(Data entries)
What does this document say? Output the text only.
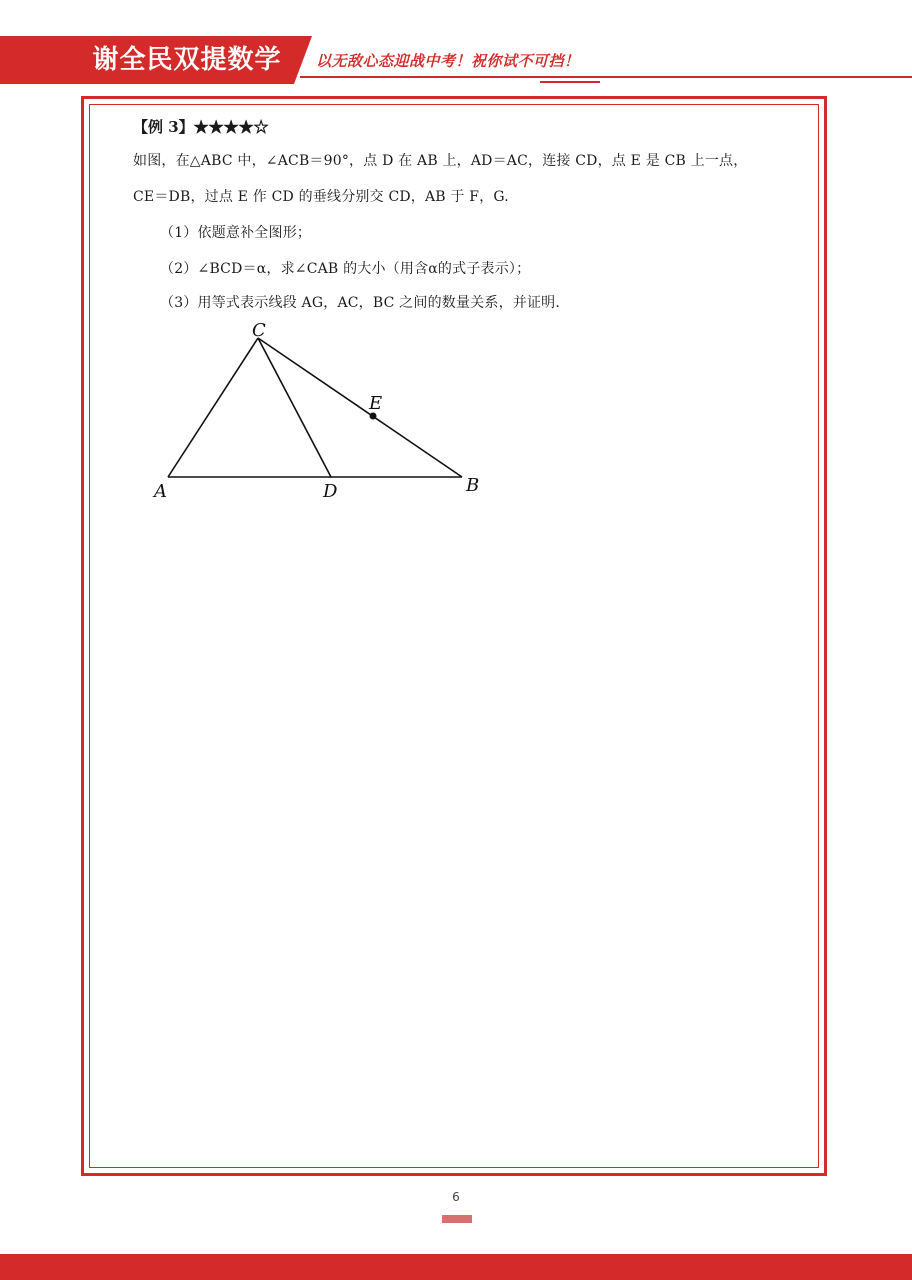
谢全民双提数学	以无敌心态迎战中考！祝你试不可挡！
【例 3】★★★★☆
如图，在△ABC 中，∠ACB＝90°，点 D 在 AB 上，AD＝AC，连接 CD，点 E 是 CB 上一点，
CE＝DB，过点 E 作 CD 的垂线分别交 CD，AB 于 F，G.
（1）依题意补全图形；
（2）∠BCD＝α，求∠CAB 的大小（用含α的式子表示）；
（3）用等式表示线段 AG，AC，BC 之间的数量关系，并证明.
C
E
A	D	B
6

* [Directions] Exclude the pictures and transcribe all of the entries exactly.

* [Answer to the problem]
What does this document say? Output the text only.
谢全民双提数学	以无敌心态迎战中考！祝你试不可挡！
【例 3】★★★★☆
如图，在△ABC 中，∠ACB＝90°，点 D 在 AB 上，AD＝AC，连接 CD，点 E 是 CB 上一点，
CE＝DB，过点 E 作 CD 的垂线分别交 CD，AB 于 F，G.
（1）依题意补全图形；
（2）∠BCD＝α，求∠CAB 的大小（用含α的式子表示）；
（3）用等式表示线段 AG，AC，BC 之间的数量关系，并证明.
C
E
A	D	B
6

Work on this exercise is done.